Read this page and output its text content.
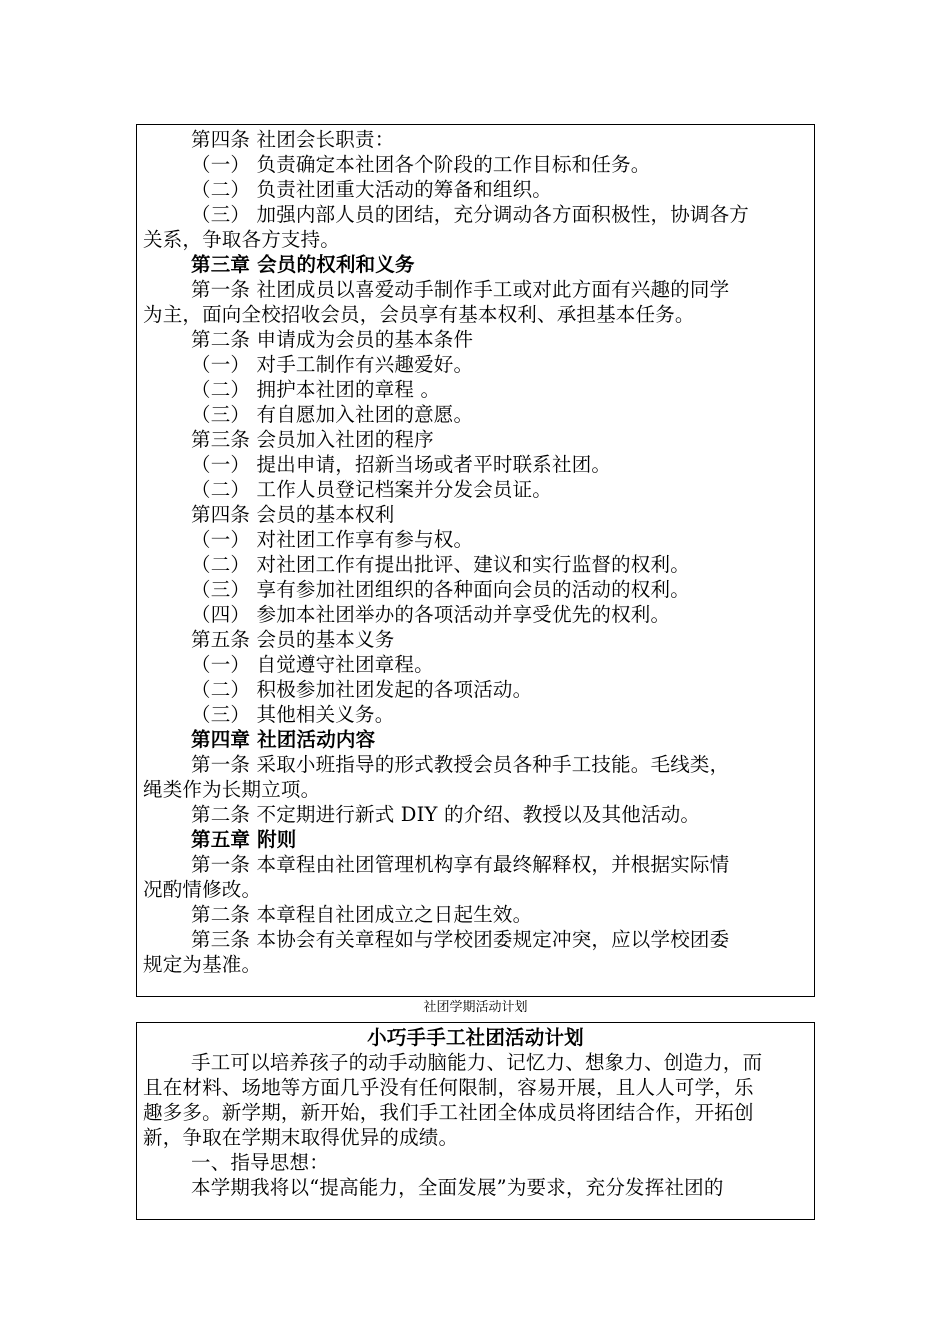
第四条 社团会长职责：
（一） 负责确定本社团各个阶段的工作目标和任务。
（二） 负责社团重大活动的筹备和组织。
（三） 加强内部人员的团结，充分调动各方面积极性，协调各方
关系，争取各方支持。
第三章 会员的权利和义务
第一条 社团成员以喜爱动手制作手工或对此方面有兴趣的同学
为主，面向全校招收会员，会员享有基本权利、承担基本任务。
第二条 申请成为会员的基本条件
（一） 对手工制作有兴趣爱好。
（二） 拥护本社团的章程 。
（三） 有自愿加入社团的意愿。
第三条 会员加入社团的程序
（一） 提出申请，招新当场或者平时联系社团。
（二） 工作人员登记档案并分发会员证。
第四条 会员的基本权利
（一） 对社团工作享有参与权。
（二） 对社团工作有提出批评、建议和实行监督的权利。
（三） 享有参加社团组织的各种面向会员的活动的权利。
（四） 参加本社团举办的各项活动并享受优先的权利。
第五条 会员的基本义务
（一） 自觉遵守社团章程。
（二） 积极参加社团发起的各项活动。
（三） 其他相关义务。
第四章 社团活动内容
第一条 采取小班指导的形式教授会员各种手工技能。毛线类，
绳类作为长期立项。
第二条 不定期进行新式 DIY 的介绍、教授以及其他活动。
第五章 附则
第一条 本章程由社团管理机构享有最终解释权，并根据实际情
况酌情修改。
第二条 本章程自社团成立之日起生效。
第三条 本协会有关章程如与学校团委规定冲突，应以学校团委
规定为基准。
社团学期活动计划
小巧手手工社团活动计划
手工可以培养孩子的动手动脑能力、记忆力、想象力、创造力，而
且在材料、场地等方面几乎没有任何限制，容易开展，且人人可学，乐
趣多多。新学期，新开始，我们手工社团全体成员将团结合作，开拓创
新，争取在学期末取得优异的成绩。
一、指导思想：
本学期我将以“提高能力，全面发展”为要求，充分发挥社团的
----------
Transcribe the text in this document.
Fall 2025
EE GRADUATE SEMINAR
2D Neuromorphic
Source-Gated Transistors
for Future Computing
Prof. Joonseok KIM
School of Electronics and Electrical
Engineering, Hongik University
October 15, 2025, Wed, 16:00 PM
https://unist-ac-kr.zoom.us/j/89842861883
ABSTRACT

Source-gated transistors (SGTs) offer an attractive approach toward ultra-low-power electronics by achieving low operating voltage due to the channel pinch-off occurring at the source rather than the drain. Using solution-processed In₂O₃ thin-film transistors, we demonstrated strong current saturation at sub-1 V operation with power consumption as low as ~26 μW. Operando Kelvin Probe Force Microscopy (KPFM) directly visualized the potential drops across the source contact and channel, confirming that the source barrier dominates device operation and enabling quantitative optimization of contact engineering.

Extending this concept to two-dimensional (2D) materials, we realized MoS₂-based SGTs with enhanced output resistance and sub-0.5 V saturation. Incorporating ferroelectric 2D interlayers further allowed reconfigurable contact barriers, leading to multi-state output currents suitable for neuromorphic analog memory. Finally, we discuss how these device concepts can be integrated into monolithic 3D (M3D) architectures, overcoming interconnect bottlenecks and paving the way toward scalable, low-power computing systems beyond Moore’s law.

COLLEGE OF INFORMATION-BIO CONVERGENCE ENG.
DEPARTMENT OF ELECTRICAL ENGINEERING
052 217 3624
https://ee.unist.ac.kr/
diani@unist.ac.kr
----------
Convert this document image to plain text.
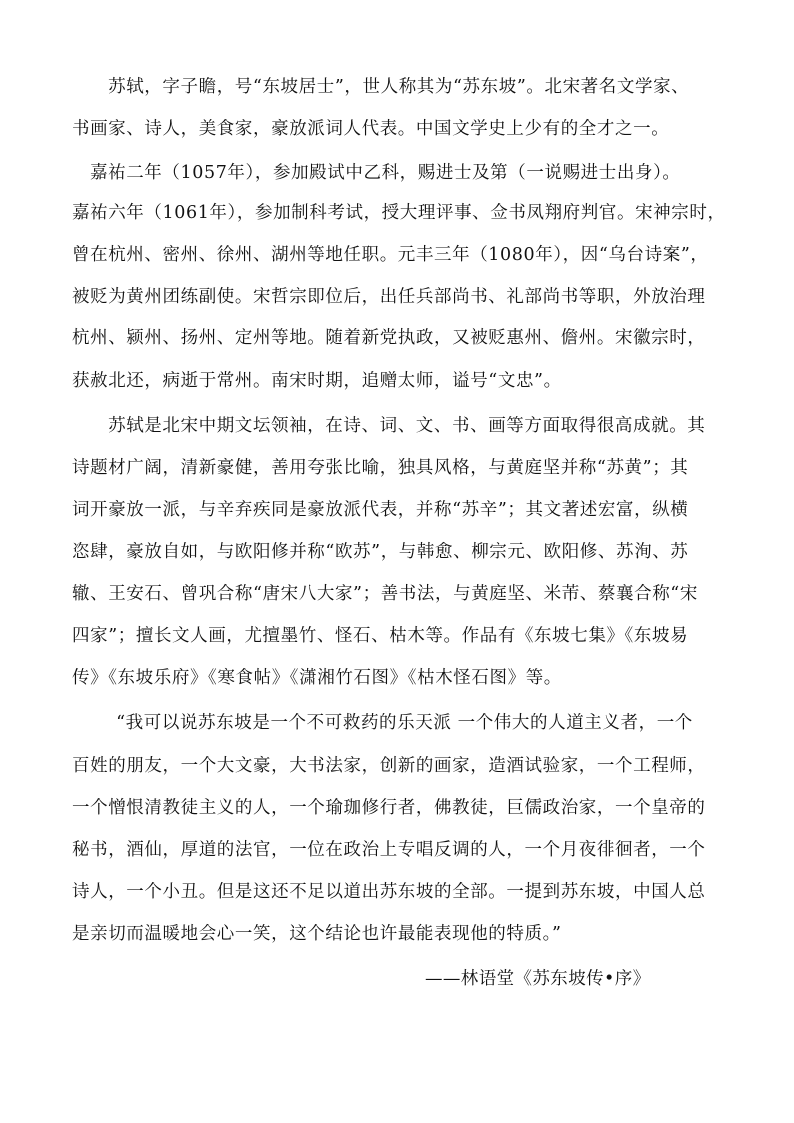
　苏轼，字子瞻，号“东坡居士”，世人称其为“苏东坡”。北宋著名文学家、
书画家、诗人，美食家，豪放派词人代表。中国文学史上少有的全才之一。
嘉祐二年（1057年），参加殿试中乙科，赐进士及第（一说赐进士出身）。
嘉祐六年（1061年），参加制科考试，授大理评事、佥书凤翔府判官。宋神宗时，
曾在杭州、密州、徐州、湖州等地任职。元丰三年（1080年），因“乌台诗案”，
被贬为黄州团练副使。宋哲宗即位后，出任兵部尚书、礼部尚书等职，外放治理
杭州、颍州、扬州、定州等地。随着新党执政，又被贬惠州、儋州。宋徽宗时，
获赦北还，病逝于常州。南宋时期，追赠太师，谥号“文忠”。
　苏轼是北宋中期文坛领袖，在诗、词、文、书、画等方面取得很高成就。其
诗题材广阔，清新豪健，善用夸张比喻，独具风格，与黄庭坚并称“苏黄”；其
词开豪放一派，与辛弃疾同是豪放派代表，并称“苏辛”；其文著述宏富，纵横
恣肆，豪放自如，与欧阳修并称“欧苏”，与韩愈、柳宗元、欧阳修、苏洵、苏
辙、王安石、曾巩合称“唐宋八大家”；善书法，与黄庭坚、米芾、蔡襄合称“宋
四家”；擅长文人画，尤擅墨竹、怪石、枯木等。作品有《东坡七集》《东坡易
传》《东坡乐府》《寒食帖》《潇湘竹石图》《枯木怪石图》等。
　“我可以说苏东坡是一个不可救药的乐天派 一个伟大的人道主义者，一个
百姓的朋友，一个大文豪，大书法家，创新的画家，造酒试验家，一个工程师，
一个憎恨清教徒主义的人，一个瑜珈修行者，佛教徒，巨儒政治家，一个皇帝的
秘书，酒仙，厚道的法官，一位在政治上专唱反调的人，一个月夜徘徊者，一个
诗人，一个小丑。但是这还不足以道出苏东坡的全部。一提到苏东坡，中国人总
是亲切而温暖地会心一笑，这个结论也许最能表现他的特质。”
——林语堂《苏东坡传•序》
----------
### SHORT PROBLEM:
Using the listing above, return all lines where the word "output" occurs.

### TASK RESPONSE:
Read this page and output its text content.
Extending this concept to two-dimensional (2D) materials, we realized MoS₂-based SGTs with enhanced output resistance and sub-0.5 V saturation. Incorporating ferroelectric 2D interlayers further allowed reconfigurable contact barriers, leading to multi-state output currents suitable for neuromorphic analog memory. Finally, we discuss how these device concepts can be integrated into monolithic 3D (M3D) architectures, overcoming interconnect bottlenecks and paving the way toward scalable, low-power computing systems beyond Moore’s law.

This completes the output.